> **Short exercise**
In the post titled "Eloquent silence," which book supplies the quote of the day?

━━━━━ Excerpt to read

Tuesday, May 30, 2006

Eloquent silence


Quote of the day, again from Steven F. Kruger, The Spectral Jew. I'm enjoying my reading of this book so much that I have been slow in moving through its pages. In my own work, I've thought quite a bit about medieval noise. Today I'd like to share an excerpt from Kruger's book on the eloquence of silence.

Kruger is examining the records of medieval debates staged between Christians and Jews, disputations which generically unfold as Christian triumphs over innate Jewish blindness. What do you do when you are a rabbi forced to enter such a performance as the speaker for all Jews, your role as loser given to you in advance? What can you say against an authority that has already judged you as deficient and wrong? Is it any surprise that the textual record will record repeatedly that "The Rabbi publicly confessed that he knew nothing more with which to respond"?
Such repeated descriptions of Jewish nonresponse in the Christian record of the disputation add up to a declaration of Christian triumph, and in such moments of self-silencing, we might read the rabbis as participating in their own erasure, in the moves to contain and reduce the Jewish embodiment put at center stage in the disputation.

━━━━━━━━━━
━━━━━ Provided records

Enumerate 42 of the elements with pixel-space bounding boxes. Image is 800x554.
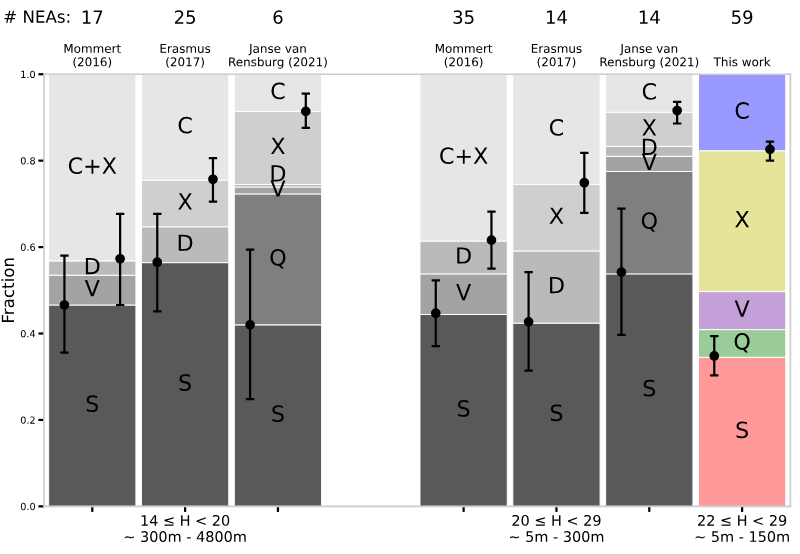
text: C (642, 82, 656, 100)
text: C (735, 102, 749, 119)
text: D (271, 165, 286, 182)
series-label: S (643, 379, 656, 397)
text: S (458, 400, 470, 417)
text: S (736, 421, 748, 439)
text: V (270, 180, 286, 197)
text: Q (641, 212, 657, 232)
text: S (86, 395, 99, 413)
text: 14 (639, 10, 660, 24)
text: X (178, 193, 193, 210)
text: V (734, 300, 750, 317)
series-label: C (271, 82, 285, 100)
series-label: V (641, 153, 657, 171)
text: 25 (174, 10, 196, 24)
text: 6 (273, 10, 283, 24)
y-axis-title: Fraction (1, 258, 15, 322)
text: V (84, 280, 100, 297)
text: S (179, 374, 191, 391)
text: X (549, 207, 564, 224)
text: D (85, 257, 100, 275)
text: X (271, 137, 285, 155)
text: C (549, 118, 564, 136)
text: D (178, 234, 193, 251)
text: V (456, 284, 472, 301)
series-label: D (642, 138, 657, 155)
series-label: Q (734, 333, 750, 353)
series-label: C+X (440, 147, 488, 165)
text: 35 (453, 10, 474, 24)
text: S (550, 404, 563, 422)
series-label: X (642, 119, 657, 136)
text: D (550, 276, 564, 294)
text: 14 (546, 10, 567, 24)
text: S (272, 405, 284, 423)
text: C (178, 116, 192, 134)
text: # NEAs: (4, 10, 70, 23)
text: D (457, 247, 471, 264)
text: X (735, 211, 750, 228)
text: 17 (82, 10, 103, 24)
text: C+X (68, 157, 117, 175)
text: 59 (732, 10, 753, 24)
text: Q (270, 249, 286, 269)
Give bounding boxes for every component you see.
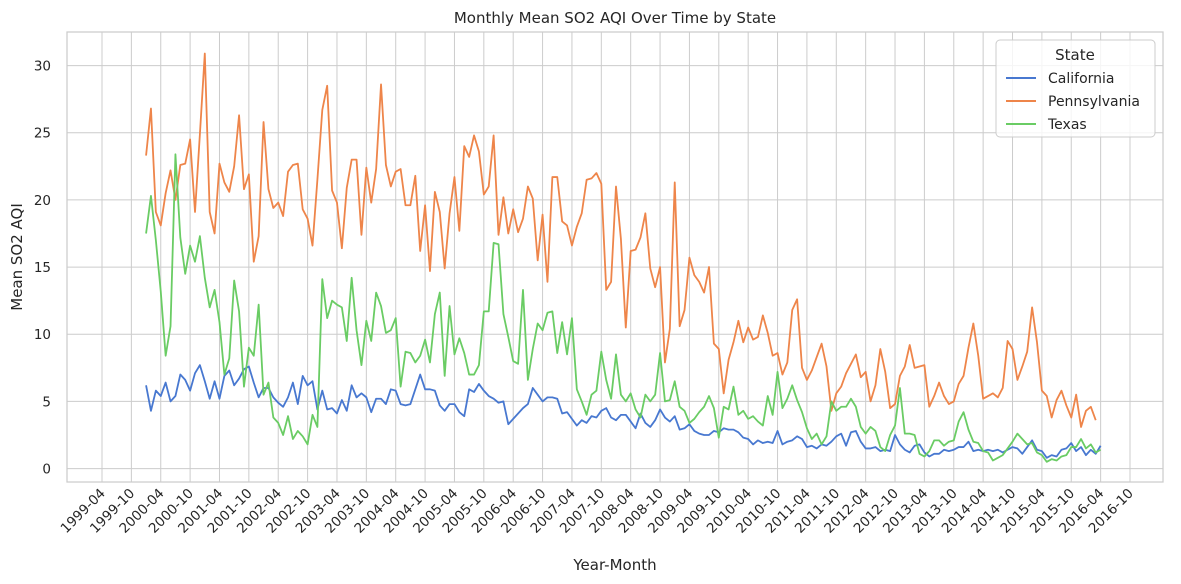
x-axis-title: Year-Month — [572, 556, 656, 574]
y-tick-label: 30 — [34, 59, 51, 75]
y-axis-title: Mean SO2 AQI — [8, 203, 26, 311]
y-tick-label: 10 — [34, 327, 51, 343]
y-tick-label: 20 — [34, 193, 51, 209]
y-tick-label: 25 — [34, 126, 51, 142]
series-line-california — [145, 364, 1102, 459]
series-line-texas — [145, 153, 1102, 463]
legend-items: California Pennsylvania Texas — [1006, 71, 1140, 133]
legend-label-california: California — [1048, 71, 1114, 87]
y-tick-label: 0 — [42, 462, 51, 478]
y-tick-label: 15 — [34, 260, 51, 276]
legend: State California Pennsylvania Texas — [995, 39, 1156, 138]
grid — [67, 32, 1163, 482]
legend-label-pennsylvania: Pennsylvania — [1048, 94, 1140, 110]
legend-title: State — [1055, 46, 1095, 64]
series-group — [145, 52, 1102, 463]
legend-label-texas: Texas — [1047, 117, 1087, 133]
series-line-pennsylvania — [145, 52, 1097, 428]
y-tick-labels: 0 5 10 15 20 25 30 — [34, 59, 51, 478]
chart-title: Monthly Mean SO2 AQI Over Time by State — [454, 9, 776, 27]
plot-frame — [66, 31, 1164, 483]
legend-box — [995, 39, 1156, 138]
y-tick-label: 5 — [42, 394, 51, 410]
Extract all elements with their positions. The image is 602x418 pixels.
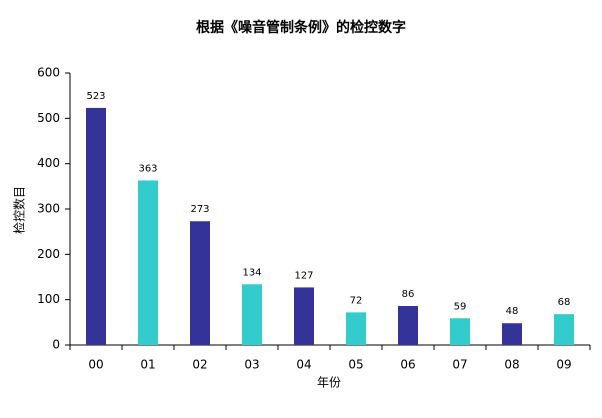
x-tick-label: 00 <box>88 358 103 372</box>
x-tick-label: 03 <box>244 358 259 372</box>
data-label: 59 <box>454 301 467 312</box>
y-tick-label: 0 <box>52 338 60 352</box>
y-tick-label: 100 <box>37 292 60 306</box>
x-tick-label: 08 <box>504 358 519 372</box>
bar <box>450 318 470 345</box>
bar <box>86 107 106 345</box>
bar <box>242 284 262 345</box>
y-tick-label: 600 <box>37 66 60 80</box>
bar <box>190 221 210 345</box>
x-tick-label: 02 <box>192 358 207 372</box>
bar <box>502 323 522 345</box>
x-axis-label: 年份 <box>317 376 341 390</box>
data-label: 68 <box>558 297 571 308</box>
data-label: 86 <box>402 289 415 300</box>
y-tick-label: 200 <box>37 247 60 261</box>
data-label: 523 <box>86 91 105 102</box>
data-label: 127 <box>294 270 313 281</box>
y-tick-label: 300 <box>37 202 60 216</box>
data-label: 134 <box>242 267 261 278</box>
data-label: 72 <box>350 295 363 306</box>
data-label: 273 <box>190 204 209 215</box>
x-tick-label: 09 <box>556 358 571 372</box>
bar <box>346 312 366 345</box>
y-tick-label: 500 <box>37 111 60 125</box>
bar <box>294 287 314 345</box>
x-tick-label: 06 <box>400 358 415 372</box>
chart-title: 根据《噪音管制条例》的检控数字 <box>196 19 406 36</box>
x-tick-label: 04 <box>296 358 311 372</box>
x-tick-label: 05 <box>348 358 363 372</box>
bar <box>398 306 418 345</box>
data-label: 48 <box>506 306 519 317</box>
x-tick-label: 07 <box>452 358 467 372</box>
x-tick-label: 01 <box>140 358 155 372</box>
data-label: 363 <box>138 163 157 174</box>
bar <box>554 314 574 345</box>
y-tick-label: 400 <box>37 156 60 170</box>
y-axis-label: 检控数目 <box>12 186 27 234</box>
bar <box>138 180 158 345</box>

━━━━━━━━━━

> **Response**
The Spectral Jew, by Steven F. Kruger.